What follows is a listing to be transcribed exactly.

Data items:

------------------------------------------------

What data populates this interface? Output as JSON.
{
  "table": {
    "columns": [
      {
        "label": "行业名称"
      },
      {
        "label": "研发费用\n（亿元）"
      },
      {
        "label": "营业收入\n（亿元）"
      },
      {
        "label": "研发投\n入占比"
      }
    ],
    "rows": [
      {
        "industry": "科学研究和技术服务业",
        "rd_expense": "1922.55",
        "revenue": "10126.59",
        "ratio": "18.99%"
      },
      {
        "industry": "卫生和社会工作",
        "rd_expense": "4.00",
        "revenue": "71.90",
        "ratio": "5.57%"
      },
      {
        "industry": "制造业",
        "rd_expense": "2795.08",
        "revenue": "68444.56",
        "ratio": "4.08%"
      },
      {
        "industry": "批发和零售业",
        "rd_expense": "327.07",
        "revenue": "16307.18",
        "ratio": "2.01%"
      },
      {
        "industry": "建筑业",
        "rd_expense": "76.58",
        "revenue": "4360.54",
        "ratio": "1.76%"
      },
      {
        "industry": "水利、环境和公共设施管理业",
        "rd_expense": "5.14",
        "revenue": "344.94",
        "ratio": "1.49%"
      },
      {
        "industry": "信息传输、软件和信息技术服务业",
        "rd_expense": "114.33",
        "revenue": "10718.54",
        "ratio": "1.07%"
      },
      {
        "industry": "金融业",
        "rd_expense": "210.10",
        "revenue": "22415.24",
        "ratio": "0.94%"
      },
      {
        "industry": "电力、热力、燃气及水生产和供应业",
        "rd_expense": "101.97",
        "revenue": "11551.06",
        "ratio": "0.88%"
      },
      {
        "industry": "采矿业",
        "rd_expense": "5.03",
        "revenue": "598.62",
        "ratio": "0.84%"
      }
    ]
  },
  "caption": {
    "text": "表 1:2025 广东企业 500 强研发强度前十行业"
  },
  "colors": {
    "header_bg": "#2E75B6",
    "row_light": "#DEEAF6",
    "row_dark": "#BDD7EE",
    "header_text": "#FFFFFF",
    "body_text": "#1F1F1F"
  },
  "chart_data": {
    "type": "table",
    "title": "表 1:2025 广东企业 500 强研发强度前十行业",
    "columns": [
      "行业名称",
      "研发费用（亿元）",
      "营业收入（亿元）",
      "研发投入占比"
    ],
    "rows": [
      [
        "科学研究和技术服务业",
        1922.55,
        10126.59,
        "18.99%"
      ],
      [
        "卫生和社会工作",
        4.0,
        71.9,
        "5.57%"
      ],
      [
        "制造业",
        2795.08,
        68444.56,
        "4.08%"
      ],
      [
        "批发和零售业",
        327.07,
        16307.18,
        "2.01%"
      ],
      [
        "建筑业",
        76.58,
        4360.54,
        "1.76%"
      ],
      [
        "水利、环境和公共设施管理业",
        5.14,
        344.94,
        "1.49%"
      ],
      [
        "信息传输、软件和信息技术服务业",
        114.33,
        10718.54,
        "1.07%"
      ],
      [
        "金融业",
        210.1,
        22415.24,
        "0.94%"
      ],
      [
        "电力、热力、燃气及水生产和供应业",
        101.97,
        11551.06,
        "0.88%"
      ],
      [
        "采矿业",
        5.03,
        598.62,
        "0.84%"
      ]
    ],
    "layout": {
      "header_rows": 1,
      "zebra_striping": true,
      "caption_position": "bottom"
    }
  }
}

------------------------------------------------

(Answer to this task)
What data populates this interface? Output as JSON.
{
  "table": {
    "columns": [
      {
        "label": "行业名称"
      },
      {
        "label": "研发费用\n（亿元）"
      },
      {
        "label": "营业收入\n（亿元）"
      },
      {
        "label": "研发投\n入占比"
      }
    ],
    "rows": [
      {
        "industry": "科学研究和技术服务业",
        "rd_expense": "1922.55",
        "revenue": "10126.59",
        "ratio": "18.99%"
      },
      {
        "industry": "卫生和社会工作",
        "rd_expense": "4.00",
        "revenue": "71.90",
        "ratio": "5.57%"
      },
      {
        "industry": "制造业",
        "rd_expense": "2795.08",
        "revenue": "68444.56",
        "ratio": "4.08%"
      },
      {
        "industry": "批发和零售业",
        "rd_expense": "327.07",
        "revenue": "16307.18",
        "ratio": "2.01%"
      },
      {
        "industry": "建筑业",
        "rd_expense": "76.58",
        "revenue": "4360.54",
        "ratio": "1.76%"
      },
      {
        "industry": "水利、环境和公共设施管理业",
        "rd_expense": "5.14",
        "revenue": "344.94",
        "ratio": "1.49%"
      },
      {
        "industry": "信息传输、软件和信息技术服务业",
        "rd_expense": "114.33",
        "revenue": "10718.54",
        "ratio": "1.07%"
      },
      {
        "industry": "金融业",
        "rd_expense": "210.10",
        "revenue": "22415.24",
        "ratio": "0.94%"
      },
      {
        "industry": "电力、热力、燃气及水生产和供应业",
        "rd_expense": "101.97",
        "revenue": "11551.06",
        "ratio": "0.88%"
      },
      {
        "industry": "采矿业",
        "rd_expense": "5.03",
        "revenue": "598.62",
        "ratio": "0.84%"
      }
    ]
  },
  "caption": {
    "text": "表 1:2025 广东企业 500 强研发强度前十行业"
  },
  "colors": {
    "header_bg": "#2E75B6",
    "row_light": "#DEEAF6",
    "row_dark": "#BDD7EE",
    "header_text": "#FFFFFF",
    "body_text": "#1F1F1F"
  },
  "chart_data": {
    "type": "table",
    "title": "表 1:2025 广东企业 500 强研发强度前十行业",
    "columns": [
      "行业名称",
      "研发费用（亿元）",
      "营业收入（亿元）",
      "研发投入占比"
    ],
    "rows": [
      [
        "科学研究和技术服务业",
        1922.55,
        10126.59,
        "18.99%"
      ],
      [
        "卫生和社会工作",
        4.0,
        71.9,
        "5.57%"
      ],
      [
        "制造业",
        2795.08,
        68444.56,
        "4.08%"
      ],
      [
        "批发和零售业",
        327.07,
        16307.18,
        "2.01%"
      ],
      [
        "建筑业",
        76.58,
        4360.54,
        "1.76%"
      ],
      [
        "水利、环境和公共设施管理业",
        5.14,
        344.94,
        "1.49%"
      ],
      [
        "信息传输、软件和信息技术服务业",
        114.33,
        10718.54,
        "1.07%"
      ],
      [
        "金融业",
        210.1,
        22415.24,
        "0.94%"
      ],
      [
        "电力、热力、燃气及水生产和供应业",
        101.97,
        11551.06,
        "0.88%"
      ],
      [
        "采矿业",
        5.03,
        598.62,
        "0.84%"
      ]
    ],
    "layout": {
      "header_rows": 1,
      "zebra_striping": true,
      "caption_position": "bottom"
    }
  }
}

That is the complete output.